[Annotated element entries]
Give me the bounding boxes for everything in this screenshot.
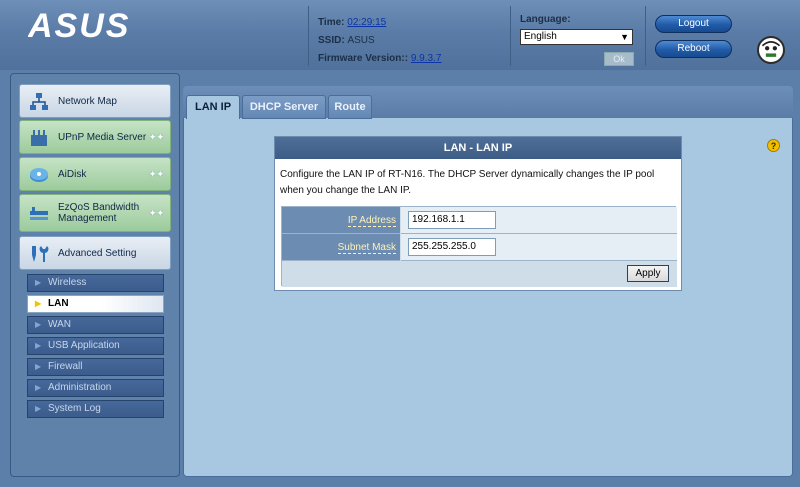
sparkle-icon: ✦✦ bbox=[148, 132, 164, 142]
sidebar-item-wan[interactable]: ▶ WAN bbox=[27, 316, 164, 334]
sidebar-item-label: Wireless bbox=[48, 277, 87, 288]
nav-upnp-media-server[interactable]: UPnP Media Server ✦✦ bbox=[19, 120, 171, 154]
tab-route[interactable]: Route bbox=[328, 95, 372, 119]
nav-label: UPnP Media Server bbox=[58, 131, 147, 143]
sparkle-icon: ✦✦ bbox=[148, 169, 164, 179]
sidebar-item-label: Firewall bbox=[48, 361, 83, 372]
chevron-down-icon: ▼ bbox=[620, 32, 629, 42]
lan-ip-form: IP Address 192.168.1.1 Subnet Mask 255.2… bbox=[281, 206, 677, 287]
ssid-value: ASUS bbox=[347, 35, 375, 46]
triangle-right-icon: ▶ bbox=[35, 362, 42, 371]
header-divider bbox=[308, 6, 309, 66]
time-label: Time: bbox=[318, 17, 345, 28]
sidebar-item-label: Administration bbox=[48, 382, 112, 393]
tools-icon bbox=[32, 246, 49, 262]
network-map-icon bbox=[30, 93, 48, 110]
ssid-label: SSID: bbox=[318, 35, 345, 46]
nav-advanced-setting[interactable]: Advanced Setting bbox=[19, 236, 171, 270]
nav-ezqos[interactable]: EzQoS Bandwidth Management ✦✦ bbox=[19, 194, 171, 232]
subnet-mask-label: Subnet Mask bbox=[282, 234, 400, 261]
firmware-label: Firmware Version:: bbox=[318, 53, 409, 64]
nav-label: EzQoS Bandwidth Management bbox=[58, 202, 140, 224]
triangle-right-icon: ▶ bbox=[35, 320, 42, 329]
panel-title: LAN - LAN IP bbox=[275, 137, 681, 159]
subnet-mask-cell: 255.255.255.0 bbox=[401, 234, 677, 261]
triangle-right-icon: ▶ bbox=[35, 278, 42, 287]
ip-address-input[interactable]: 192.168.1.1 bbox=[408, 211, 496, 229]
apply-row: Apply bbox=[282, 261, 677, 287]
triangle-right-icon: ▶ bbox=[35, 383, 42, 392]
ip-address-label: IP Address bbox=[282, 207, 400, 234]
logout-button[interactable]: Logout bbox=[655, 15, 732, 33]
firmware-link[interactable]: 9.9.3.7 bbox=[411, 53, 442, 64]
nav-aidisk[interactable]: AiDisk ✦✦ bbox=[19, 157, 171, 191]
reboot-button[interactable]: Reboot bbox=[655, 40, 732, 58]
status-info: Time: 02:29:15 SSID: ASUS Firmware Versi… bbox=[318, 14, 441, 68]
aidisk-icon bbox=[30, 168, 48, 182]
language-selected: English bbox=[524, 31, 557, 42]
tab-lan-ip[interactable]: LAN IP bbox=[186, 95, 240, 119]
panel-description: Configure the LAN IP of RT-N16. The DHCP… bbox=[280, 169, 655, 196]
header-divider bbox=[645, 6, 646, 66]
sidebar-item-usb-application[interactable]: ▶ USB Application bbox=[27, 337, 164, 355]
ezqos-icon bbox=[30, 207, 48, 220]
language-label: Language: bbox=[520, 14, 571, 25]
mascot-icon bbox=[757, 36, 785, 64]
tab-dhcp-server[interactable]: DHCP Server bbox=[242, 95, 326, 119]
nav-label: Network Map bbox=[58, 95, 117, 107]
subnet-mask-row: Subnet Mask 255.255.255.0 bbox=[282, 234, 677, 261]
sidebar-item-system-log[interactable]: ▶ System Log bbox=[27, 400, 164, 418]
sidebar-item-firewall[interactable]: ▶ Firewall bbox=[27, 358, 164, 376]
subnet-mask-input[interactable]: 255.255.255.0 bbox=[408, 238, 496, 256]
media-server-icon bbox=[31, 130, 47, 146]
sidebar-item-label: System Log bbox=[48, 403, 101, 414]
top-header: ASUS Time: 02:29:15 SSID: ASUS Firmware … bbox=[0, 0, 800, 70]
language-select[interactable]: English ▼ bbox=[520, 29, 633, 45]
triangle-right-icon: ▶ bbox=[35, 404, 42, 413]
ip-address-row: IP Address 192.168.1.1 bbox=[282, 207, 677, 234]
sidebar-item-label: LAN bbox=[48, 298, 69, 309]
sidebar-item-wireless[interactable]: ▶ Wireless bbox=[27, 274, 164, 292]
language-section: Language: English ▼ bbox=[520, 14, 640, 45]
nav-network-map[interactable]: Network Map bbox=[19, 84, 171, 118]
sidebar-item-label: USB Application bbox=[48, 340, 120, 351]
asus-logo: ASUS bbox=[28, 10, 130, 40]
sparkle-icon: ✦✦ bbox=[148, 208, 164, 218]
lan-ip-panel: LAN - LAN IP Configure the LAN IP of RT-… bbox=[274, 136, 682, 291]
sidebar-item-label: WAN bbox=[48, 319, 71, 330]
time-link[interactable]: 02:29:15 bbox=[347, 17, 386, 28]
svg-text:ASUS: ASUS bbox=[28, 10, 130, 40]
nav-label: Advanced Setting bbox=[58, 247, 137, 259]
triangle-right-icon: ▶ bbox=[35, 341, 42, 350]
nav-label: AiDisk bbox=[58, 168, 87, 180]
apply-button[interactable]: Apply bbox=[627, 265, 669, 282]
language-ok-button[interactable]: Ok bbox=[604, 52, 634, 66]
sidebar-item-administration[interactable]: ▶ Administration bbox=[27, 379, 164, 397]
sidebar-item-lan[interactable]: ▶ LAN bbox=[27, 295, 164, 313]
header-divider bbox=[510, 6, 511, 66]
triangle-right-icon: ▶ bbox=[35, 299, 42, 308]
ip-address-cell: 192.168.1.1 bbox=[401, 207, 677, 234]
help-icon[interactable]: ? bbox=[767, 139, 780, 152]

==

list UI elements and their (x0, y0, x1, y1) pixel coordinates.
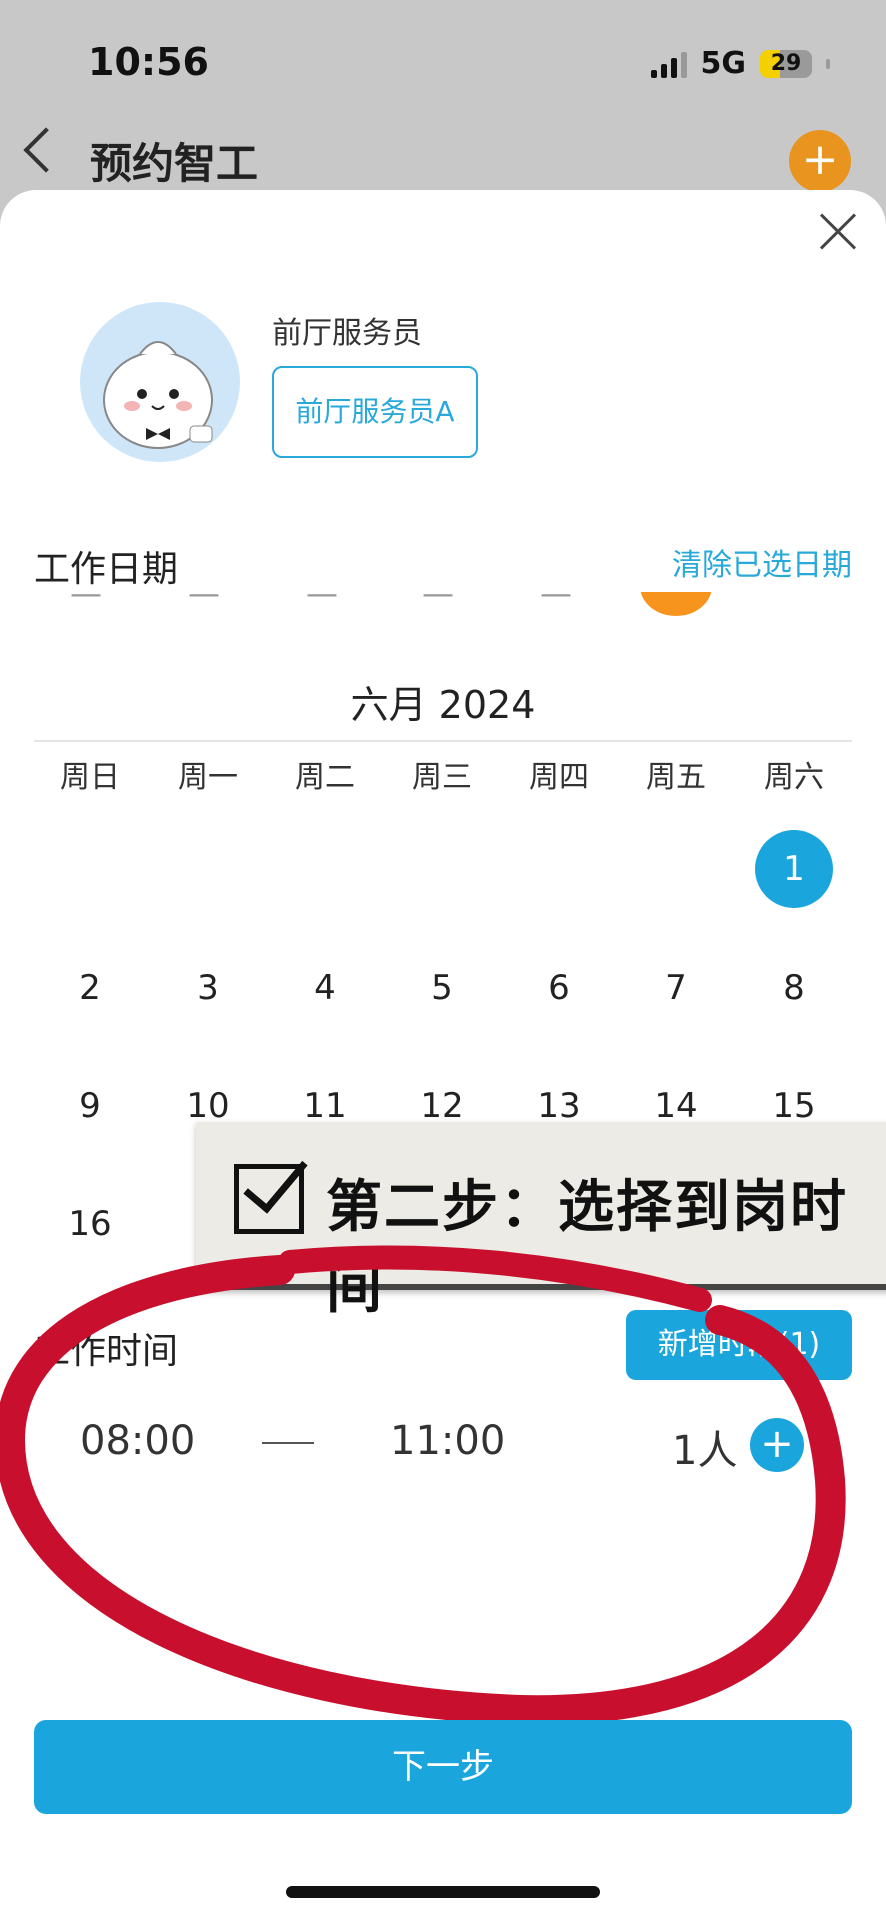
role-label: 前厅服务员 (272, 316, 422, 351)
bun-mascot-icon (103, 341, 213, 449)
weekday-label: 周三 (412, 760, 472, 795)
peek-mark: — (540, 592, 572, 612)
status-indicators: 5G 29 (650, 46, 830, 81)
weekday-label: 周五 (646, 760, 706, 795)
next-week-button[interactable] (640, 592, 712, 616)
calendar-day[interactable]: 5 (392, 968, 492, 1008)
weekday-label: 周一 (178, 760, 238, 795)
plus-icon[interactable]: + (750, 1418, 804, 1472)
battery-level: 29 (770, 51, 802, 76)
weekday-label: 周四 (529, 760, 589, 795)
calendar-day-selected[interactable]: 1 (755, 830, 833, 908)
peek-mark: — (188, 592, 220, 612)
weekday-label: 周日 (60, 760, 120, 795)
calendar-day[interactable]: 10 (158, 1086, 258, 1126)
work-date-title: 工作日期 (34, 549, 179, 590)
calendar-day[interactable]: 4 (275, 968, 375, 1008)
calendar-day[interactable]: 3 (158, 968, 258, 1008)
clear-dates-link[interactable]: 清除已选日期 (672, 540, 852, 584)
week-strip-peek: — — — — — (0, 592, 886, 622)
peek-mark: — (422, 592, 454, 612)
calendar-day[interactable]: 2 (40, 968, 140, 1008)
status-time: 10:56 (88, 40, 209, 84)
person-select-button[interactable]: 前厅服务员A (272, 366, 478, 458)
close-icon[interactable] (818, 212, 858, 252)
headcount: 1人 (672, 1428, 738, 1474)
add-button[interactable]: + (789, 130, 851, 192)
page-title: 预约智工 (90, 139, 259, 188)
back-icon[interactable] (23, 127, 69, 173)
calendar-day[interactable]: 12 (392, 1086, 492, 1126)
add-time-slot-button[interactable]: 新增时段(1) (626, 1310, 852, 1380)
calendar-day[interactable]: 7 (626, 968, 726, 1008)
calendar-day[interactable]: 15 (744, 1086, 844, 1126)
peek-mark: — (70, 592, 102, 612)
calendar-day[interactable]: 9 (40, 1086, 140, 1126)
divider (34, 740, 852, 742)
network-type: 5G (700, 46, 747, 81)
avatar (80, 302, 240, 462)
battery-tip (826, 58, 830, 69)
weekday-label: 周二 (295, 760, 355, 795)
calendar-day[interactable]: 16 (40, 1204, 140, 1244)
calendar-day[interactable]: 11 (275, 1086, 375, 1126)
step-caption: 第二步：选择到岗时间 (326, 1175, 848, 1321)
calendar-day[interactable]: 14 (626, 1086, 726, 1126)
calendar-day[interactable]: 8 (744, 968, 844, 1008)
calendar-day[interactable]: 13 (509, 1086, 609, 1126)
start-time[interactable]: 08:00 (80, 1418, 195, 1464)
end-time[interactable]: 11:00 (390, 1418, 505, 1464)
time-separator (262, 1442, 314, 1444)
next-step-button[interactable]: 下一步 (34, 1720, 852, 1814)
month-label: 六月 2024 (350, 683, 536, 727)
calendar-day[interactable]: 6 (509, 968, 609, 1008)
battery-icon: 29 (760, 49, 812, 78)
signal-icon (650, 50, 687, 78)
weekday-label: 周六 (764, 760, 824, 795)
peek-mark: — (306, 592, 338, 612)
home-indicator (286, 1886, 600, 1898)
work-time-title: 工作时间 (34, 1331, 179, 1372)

= Exercise description =
Rewrite as a numbered list the lines beginning with the line that contains "role-label: 前厅服务员 (272, 316, 422, 351)" and ending with the line that contains "calendar-day[interactable]: 4 (275, 968, 375, 1008)", both included, and omit any blank lines.

= Solved problem =
1. role-label: 前厅服务员 (272, 316, 422, 351)
2. bun-mascot-icon (103, 341, 213, 449)
3. weekday-label: 周三 (412, 760, 472, 795)
4. peek-mark: — (540, 592, 572, 612)
5. status-indicators: 5G 29 (650, 46, 830, 81)
6. weekday-label: 周五 (646, 760, 706, 795)
7. next-week-button[interactable] (640, 592, 712, 616)
8. calendar-day[interactable]: 5 (392, 968, 492, 1008)
9. weekday-label: 周一 (178, 760, 238, 795)
10. plus-icon[interactable]: + (750, 1418, 804, 1472)
11. battery-level: 29 (770, 51, 802, 76)
12. weekday-label: 周四 (529, 760, 589, 795)
13. calendar-day-selected[interactable]: 1 (755, 830, 833, 908)
14. peek-mark: — (188, 592, 220, 612)
15. weekday-label: 周日 (60, 760, 120, 795)
16. calendar-day[interactable]: 10 (158, 1086, 258, 1126)
17. work-date-title: 工作日期 (34, 549, 179, 590)
18. calendar-day[interactable]: 4 (275, 968, 375, 1008)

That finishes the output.